Data supplied:
· · · · ·
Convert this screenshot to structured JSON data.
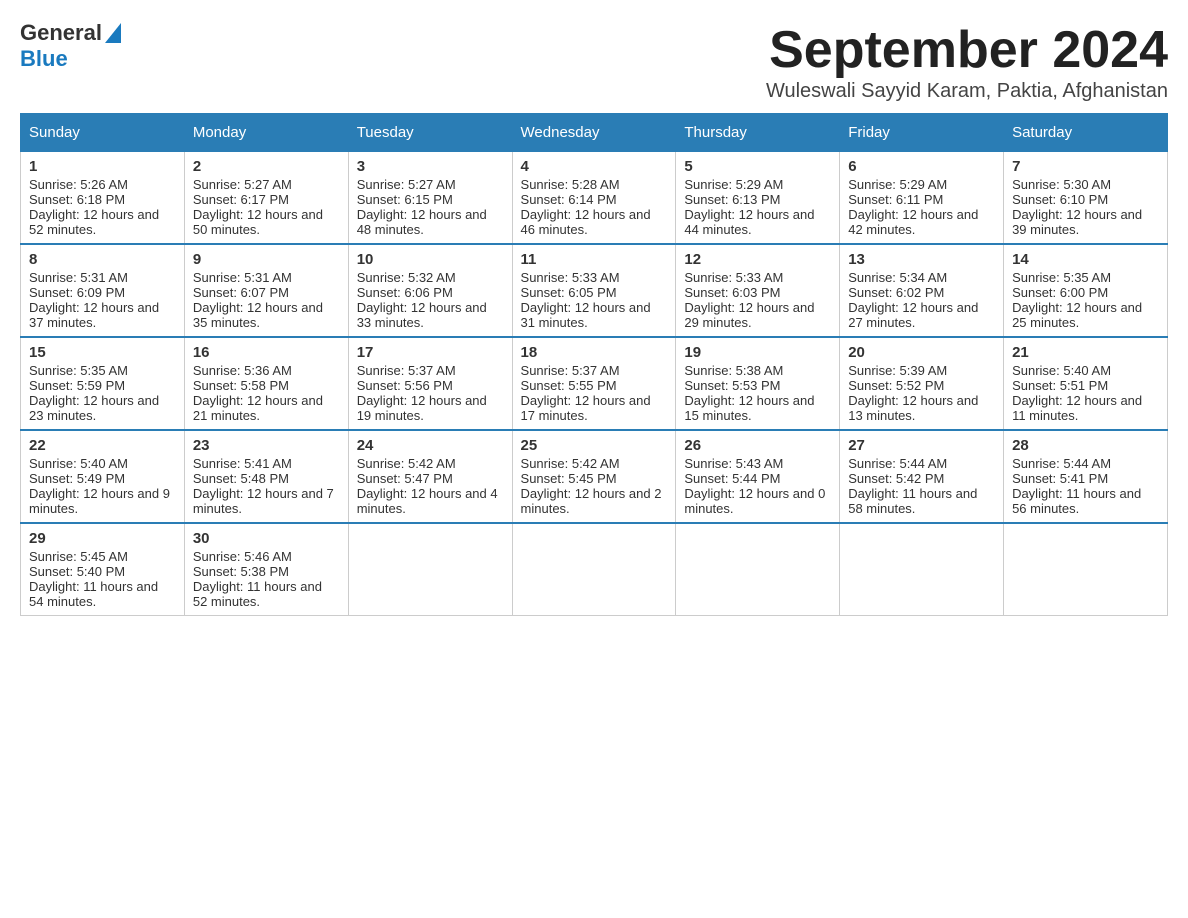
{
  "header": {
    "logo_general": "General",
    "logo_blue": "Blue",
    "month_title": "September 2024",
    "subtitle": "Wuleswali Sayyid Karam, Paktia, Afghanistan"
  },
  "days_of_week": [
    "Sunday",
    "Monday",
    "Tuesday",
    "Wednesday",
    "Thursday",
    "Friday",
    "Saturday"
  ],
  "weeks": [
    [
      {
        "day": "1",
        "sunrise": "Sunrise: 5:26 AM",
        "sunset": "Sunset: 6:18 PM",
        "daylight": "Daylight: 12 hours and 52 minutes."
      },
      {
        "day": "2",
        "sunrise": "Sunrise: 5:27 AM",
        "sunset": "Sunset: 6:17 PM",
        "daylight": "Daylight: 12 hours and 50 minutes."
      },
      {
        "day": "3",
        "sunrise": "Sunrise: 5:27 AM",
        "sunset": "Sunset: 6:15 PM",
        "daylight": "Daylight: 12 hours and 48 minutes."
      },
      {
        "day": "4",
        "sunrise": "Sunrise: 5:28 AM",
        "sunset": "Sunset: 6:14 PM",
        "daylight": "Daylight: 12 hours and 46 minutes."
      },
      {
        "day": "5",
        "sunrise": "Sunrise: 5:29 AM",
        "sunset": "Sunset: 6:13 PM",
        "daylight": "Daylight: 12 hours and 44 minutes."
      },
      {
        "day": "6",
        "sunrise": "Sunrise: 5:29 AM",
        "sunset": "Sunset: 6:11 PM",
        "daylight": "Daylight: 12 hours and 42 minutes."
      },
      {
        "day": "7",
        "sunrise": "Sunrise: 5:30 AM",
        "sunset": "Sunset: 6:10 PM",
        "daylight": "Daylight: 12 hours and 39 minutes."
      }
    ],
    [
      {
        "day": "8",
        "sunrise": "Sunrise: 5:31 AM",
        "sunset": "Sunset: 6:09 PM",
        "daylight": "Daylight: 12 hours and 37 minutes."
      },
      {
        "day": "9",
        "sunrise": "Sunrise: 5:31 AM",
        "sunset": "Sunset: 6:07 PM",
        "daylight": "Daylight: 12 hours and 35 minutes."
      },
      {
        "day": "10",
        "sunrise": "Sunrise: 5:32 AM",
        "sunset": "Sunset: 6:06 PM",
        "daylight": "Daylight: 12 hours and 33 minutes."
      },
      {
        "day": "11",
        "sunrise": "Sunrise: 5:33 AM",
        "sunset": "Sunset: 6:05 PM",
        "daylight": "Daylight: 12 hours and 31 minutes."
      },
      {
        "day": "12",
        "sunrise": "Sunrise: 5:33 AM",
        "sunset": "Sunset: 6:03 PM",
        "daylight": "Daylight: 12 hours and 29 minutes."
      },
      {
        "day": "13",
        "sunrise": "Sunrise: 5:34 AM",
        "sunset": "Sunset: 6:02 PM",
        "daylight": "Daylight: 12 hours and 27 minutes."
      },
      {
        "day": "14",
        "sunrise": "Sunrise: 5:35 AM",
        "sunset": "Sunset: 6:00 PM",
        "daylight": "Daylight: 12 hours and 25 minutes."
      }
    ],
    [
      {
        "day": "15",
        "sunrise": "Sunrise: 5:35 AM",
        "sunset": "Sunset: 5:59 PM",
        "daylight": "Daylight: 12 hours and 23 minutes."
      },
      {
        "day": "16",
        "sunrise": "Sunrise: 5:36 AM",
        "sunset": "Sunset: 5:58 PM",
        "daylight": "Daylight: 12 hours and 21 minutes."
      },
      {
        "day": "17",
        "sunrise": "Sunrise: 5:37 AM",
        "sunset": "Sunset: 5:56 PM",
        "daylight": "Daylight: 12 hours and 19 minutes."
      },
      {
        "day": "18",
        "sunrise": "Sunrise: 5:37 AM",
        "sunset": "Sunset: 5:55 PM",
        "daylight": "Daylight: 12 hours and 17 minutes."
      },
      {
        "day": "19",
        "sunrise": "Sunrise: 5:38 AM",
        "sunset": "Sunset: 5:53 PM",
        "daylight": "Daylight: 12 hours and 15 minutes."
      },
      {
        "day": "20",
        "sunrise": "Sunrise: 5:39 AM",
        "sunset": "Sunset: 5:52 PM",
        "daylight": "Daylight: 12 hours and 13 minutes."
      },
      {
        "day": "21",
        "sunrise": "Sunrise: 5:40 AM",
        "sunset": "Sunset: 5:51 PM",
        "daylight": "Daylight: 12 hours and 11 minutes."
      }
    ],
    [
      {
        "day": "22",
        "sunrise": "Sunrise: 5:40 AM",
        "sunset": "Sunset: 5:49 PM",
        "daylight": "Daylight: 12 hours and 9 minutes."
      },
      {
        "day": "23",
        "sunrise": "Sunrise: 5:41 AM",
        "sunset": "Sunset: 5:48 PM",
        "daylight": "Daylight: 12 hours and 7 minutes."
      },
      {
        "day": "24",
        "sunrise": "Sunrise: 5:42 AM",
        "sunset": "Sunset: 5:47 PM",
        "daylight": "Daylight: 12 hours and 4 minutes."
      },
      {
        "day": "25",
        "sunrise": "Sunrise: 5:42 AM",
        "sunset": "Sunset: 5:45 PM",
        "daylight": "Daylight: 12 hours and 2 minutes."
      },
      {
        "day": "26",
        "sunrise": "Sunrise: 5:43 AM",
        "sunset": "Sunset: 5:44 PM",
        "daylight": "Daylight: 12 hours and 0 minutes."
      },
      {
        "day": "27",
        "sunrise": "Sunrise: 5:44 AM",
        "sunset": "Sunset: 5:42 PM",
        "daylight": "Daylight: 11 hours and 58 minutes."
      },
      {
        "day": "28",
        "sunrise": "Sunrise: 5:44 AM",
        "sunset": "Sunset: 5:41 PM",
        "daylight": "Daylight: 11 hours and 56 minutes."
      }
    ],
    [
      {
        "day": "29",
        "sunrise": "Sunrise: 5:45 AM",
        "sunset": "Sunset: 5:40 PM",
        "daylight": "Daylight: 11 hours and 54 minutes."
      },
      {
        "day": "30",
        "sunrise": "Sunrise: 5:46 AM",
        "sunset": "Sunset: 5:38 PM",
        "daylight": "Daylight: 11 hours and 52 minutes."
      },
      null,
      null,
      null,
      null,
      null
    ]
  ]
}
· · · · ·
Task statement: Leave out the pictures and copy everything else in the records word for word.

Worked answer:
Convert this screenshot to structured JSON data.
{
  "header": {
    "logo_general": "General",
    "logo_blue": "Blue",
    "month_title": "September 2024",
    "subtitle": "Wuleswali Sayyid Karam, Paktia, Afghanistan"
  },
  "days_of_week": [
    "Sunday",
    "Monday",
    "Tuesday",
    "Wednesday",
    "Thursday",
    "Friday",
    "Saturday"
  ],
  "weeks": [
    [
      {
        "day": "1",
        "sunrise": "Sunrise: 5:26 AM",
        "sunset": "Sunset: 6:18 PM",
        "daylight": "Daylight: 12 hours and 52 minutes."
      },
      {
        "day": "2",
        "sunrise": "Sunrise: 5:27 AM",
        "sunset": "Sunset: 6:17 PM",
        "daylight": "Daylight: 12 hours and 50 minutes."
      },
      {
        "day": "3",
        "sunrise": "Sunrise: 5:27 AM",
        "sunset": "Sunset: 6:15 PM",
        "daylight": "Daylight: 12 hours and 48 minutes."
      },
      {
        "day": "4",
        "sunrise": "Sunrise: 5:28 AM",
        "sunset": "Sunset: 6:14 PM",
        "daylight": "Daylight: 12 hours and 46 minutes."
      },
      {
        "day": "5",
        "sunrise": "Sunrise: 5:29 AM",
        "sunset": "Sunset: 6:13 PM",
        "daylight": "Daylight: 12 hours and 44 minutes."
      },
      {
        "day": "6",
        "sunrise": "Sunrise: 5:29 AM",
        "sunset": "Sunset: 6:11 PM",
        "daylight": "Daylight: 12 hours and 42 minutes."
      },
      {
        "day": "7",
        "sunrise": "Sunrise: 5:30 AM",
        "sunset": "Sunset: 6:10 PM",
        "daylight": "Daylight: 12 hours and 39 minutes."
      }
    ],
    [
      {
        "day": "8",
        "sunrise": "Sunrise: 5:31 AM",
        "sunset": "Sunset: 6:09 PM",
        "daylight": "Daylight: 12 hours and 37 minutes."
      },
      {
        "day": "9",
        "sunrise": "Sunrise: 5:31 AM",
        "sunset": "Sunset: 6:07 PM",
        "daylight": "Daylight: 12 hours and 35 minutes."
      },
      {
        "day": "10",
        "sunrise": "Sunrise: 5:32 AM",
        "sunset": "Sunset: 6:06 PM",
        "daylight": "Daylight: 12 hours and 33 minutes."
      },
      {
        "day": "11",
        "sunrise": "Sunrise: 5:33 AM",
        "sunset": "Sunset: 6:05 PM",
        "daylight": "Daylight: 12 hours and 31 minutes."
      },
      {
        "day": "12",
        "sunrise": "Sunrise: 5:33 AM",
        "sunset": "Sunset: 6:03 PM",
        "daylight": "Daylight: 12 hours and 29 minutes."
      },
      {
        "day": "13",
        "sunrise": "Sunrise: 5:34 AM",
        "sunset": "Sunset: 6:02 PM",
        "daylight": "Daylight: 12 hours and 27 minutes."
      },
      {
        "day": "14",
        "sunrise": "Sunrise: 5:35 AM",
        "sunset": "Sunset: 6:00 PM",
        "daylight": "Daylight: 12 hours and 25 minutes."
      }
    ],
    [
      {
        "day": "15",
        "sunrise": "Sunrise: 5:35 AM",
        "sunset": "Sunset: 5:59 PM",
        "daylight": "Daylight: 12 hours and 23 minutes."
      },
      {
        "day": "16",
        "sunrise": "Sunrise: 5:36 AM",
        "sunset": "Sunset: 5:58 PM",
        "daylight": "Daylight: 12 hours and 21 minutes."
      },
      {
        "day": "17",
        "sunrise": "Sunrise: 5:37 AM",
        "sunset": "Sunset: 5:56 PM",
        "daylight": "Daylight: 12 hours and 19 minutes."
      },
      {
        "day": "18",
        "sunrise": "Sunrise: 5:37 AM",
        "sunset": "Sunset: 5:55 PM",
        "daylight": "Daylight: 12 hours and 17 minutes."
      },
      {
        "day": "19",
        "sunrise": "Sunrise: 5:38 AM",
        "sunset": "Sunset: 5:53 PM",
        "daylight": "Daylight: 12 hours and 15 minutes."
      },
      {
        "day": "20",
        "sunrise": "Sunrise: 5:39 AM",
        "sunset": "Sunset: 5:52 PM",
        "daylight": "Daylight: 12 hours and 13 minutes."
      },
      {
        "day": "21",
        "sunrise": "Sunrise: 5:40 AM",
        "sunset": "Sunset: 5:51 PM",
        "daylight": "Daylight: 12 hours and 11 minutes."
      }
    ],
    [
      {
        "day": "22",
        "sunrise": "Sunrise: 5:40 AM",
        "sunset": "Sunset: 5:49 PM",
        "daylight": "Daylight: 12 hours and 9 minutes."
      },
      {
        "day": "23",
        "sunrise": "Sunrise: 5:41 AM",
        "sunset": "Sunset: 5:48 PM",
        "daylight": "Daylight: 12 hours and 7 minutes."
      },
      {
        "day": "24",
        "sunrise": "Sunrise: 5:42 AM",
        "sunset": "Sunset: 5:47 PM",
        "daylight": "Daylight: 12 hours and 4 minutes."
      },
      {
        "day": "25",
        "sunrise": "Sunrise: 5:42 AM",
        "sunset": "Sunset: 5:45 PM",
        "daylight": "Daylight: 12 hours and 2 minutes."
      },
      {
        "day": "26",
        "sunrise": "Sunrise: 5:43 AM",
        "sunset": "Sunset: 5:44 PM",
        "daylight": "Daylight: 12 hours and 0 minutes."
      },
      {
        "day": "27",
        "sunrise": "Sunrise: 5:44 AM",
        "sunset": "Sunset: 5:42 PM",
        "daylight": "Daylight: 11 hours and 58 minutes."
      },
      {
        "day": "28",
        "sunrise": "Sunrise: 5:44 AM",
        "sunset": "Sunset: 5:41 PM",
        "daylight": "Daylight: 11 hours and 56 minutes."
      }
    ],
    [
      {
        "day": "29",
        "sunrise": "Sunrise: 5:45 AM",
        "sunset": "Sunset: 5:40 PM",
        "daylight": "Daylight: 11 hours and 54 minutes."
      },
      {
        "day": "30",
        "sunrise": "Sunrise: 5:46 AM",
        "sunset": "Sunset: 5:38 PM",
        "daylight": "Daylight: 11 hours and 52 minutes."
      },
      null,
      null,
      null,
      null,
      null
    ]
  ]
}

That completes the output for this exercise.